WHAT IS BEING ASKED.
Take each line containing the word "elastomers" and copy it.

*** RECORD LIST

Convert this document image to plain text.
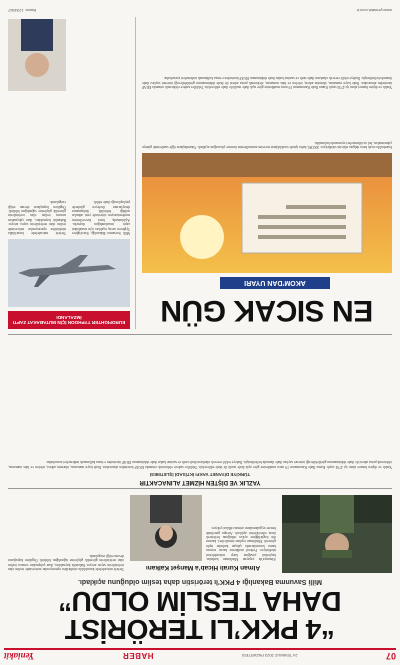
07
24 TEMMUZ 2023 PAZARTESİ
HABER
Yeniakit
“4 PKK’LI TERÖRİST
DAHA TESLİM OLDU”
Milli Savunma Bakanlığı 4 PKK'lı teröristin daha teslim olduğunu açıkladı.
Alman Kuralı Hicab’a Manşet Kalkanı
Almanya'da yaşayan Müslüman kadınlar, başörtüsü yasağına karşı mücadelesini sürdürüyor. Federal mahkeme kararı sonrası kamu kurumlarında çalışan kadınlar tepki gösterdi. Müslüman toplum temsilcileri, kararın din özgürlüğüne aykırı olduğunu belirterek itiraz edeceklerini açıkladı. Avrupa genelinde benzer uygulamaların artması dikkat çekiyor.
Terörle mücadelede kararlılıkla sürdürülen operasyonlar neticesinde teslim olan teröristlerin sayısı artıyor. Bakanlık kaynakları, ikna çalışmaları sonucu teslim olan teröristlerin güvenlik güçlerine sığındığını bildirdi. Örgütten kopuşların devam ettiği vurgulandı.
YAZLIK VE DİŞTEN HİZMET ALINACAKTIR
TÜRKİYE DİYANET VAKFI İKTİSADİ İŞLETMESİ
Yazlık ve dişten hizmet alımı işi 4734 sayılı Kamu İhale Kanununun 19 uncu maddesine göre açık ihale usulü ile ihale edilecektir. Teklifler sadece elektronik ortamda EKAP üzerinden alınacaktır. İhale kayıt numarası, idarenin adresi, telefon ve faks numarası, elektronik posta adresi ile ihale dokümanının görülebileceği internet sayfası ihale ilanında belirtilmiştir. İhaleye teklif verecek olanların ihale tarih ve saatine kadar ihale dokümanını EKAP üzerinden e-imza kullanarak indirmeleri zorunludur.
EN SICAK GÜN
AKOM’DAN UYARI
İstanbul'da sıcak hava dalgası etkisini sürdürüyor. AKOM, hafta içinde sıcaklıkların mevsim normallerinin üzerine çıkacağını açıkladı. Vatandaşların öğle saatlerinde güneşe çıkmamaları, bol su tüketmeleri uyarısında bulunuldu.
EUROFIGHTER TYPHOON İÇİN MUTABAKAT ZAPTI İMZALANDI
Milli Savunma Bakanlığı, Eurofighter Typhoon savaş uçakları için mutabakat zaptı imzalandığını duyurdu. Açıklamada, hava kuvvetlerinin modernizasyon sürecinde yeni adımlar atıldığı belirtildi. Anlaşmanın detaylarının ilerleyen günlerde paylaşılacağı ifade edildi.
Terörle mücadelede kararlılıkla sürdürülen operasyonlar neticesinde teslim olan teröristlerin sayısı artıyor. Bakanlık kaynakları, ikna çalışmaları sonucu teslim olan teröristlerin güvenlik güçlerine sığındığını bildirdi. Örgütten kopuşların devam ettiği vurgulandı.
Yazlık ve dişten hizmet alımı işi 4734 sayılı Kamu İhale Kanununun 19 uncu maddesine göre açık ihale usulü ile ihale edilecektir. Teklifler sadece elektronik ortamda EKAP üzerinden alınacaktır. İhale kayıt numarası, idarenin adresi, telefon ve faks numarası, elektronik posta adresi ile ihale dokümanının görülebileceği internet sayfası ihale ilanında belirtilmiştir. İhaleye teklif verecek olanların ihale tarih ve saatine kadar ihale dokümanını EKAP üzerinden e-imza kullanarak indirmeleri zorunludur.
www.yeniakit.com.tr
Basın: 1234567
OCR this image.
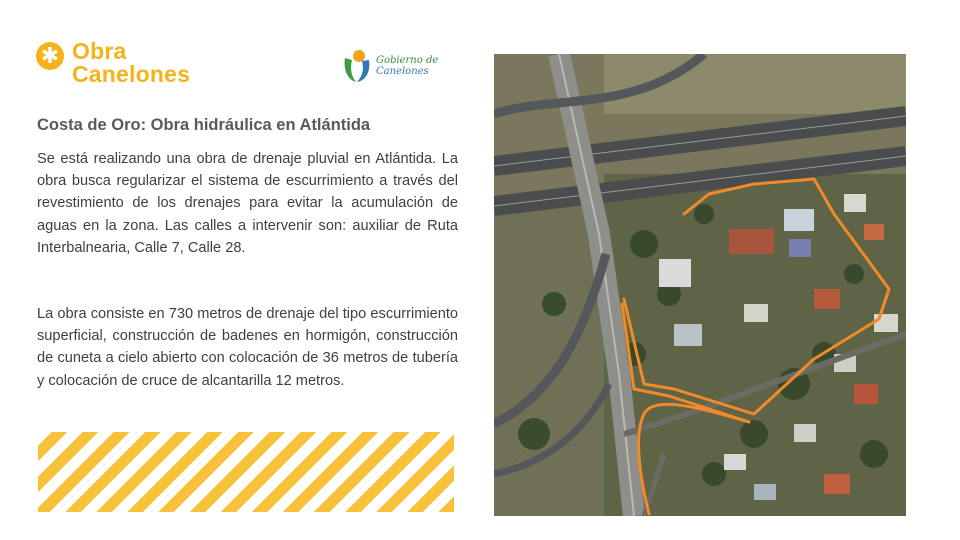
✱ Obra
Canelones
Gobierno de
Canelones
Costa de Oro: Obra hidráulica en Atlántida

Se está realizando una obra de drenaje pluvial en Atlántida. La obra busca regularizar el sistema de escurrimiento a través del revestimiento de los drenajes para evitar la acumulación de aguas en la zona. Las calles a intervenir son: auxiliar de Ruta Interbalnearia, Calle 7, Calle 28.

La obra consiste en 730 metros de drenaje del tipo escurrimiento superficial, construcción de badenes en hormigón, construcción de cuneta a cielo abierto con colocación de 36 metros de tubería y colocación de cruce de alcantarilla 12 metros.
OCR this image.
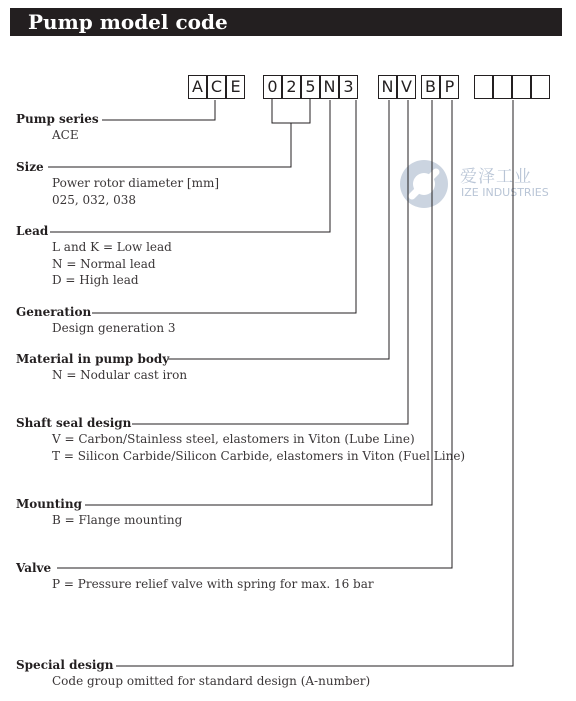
Pump model code
A C E 0 2 5 N 3 N V B P
爱泽工业
IZE INDUSTRIES
Pump series
ACE
Size
Power rotor diameter [mm]
025, 032, 038
Lead
L and K = Low lead
N = Normal lead
D = High lead
Generation
Design generation 3
Material in pump body
N = Nodular cast iron
Shaft seal design
V = Carbon/Stainless steel, elastomers in Viton (Lube Line)
T = Silicon Carbide/Silicon Carbide, elastomers in Viton (Fuel Line)
Mounting
B = Flange mounting
Valve
P = Pressure relief valve with spring for max. 16 bar
Special design
Code group omitted for standard design (A-number)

******

SOLUTION FOR THIS TASK.
V = Carbon/Stainless steel, elastomers in Viton (Lube Line)
T = Silicon Carbide/Silicon Carbide, elastomers in Viton (Fuel Line)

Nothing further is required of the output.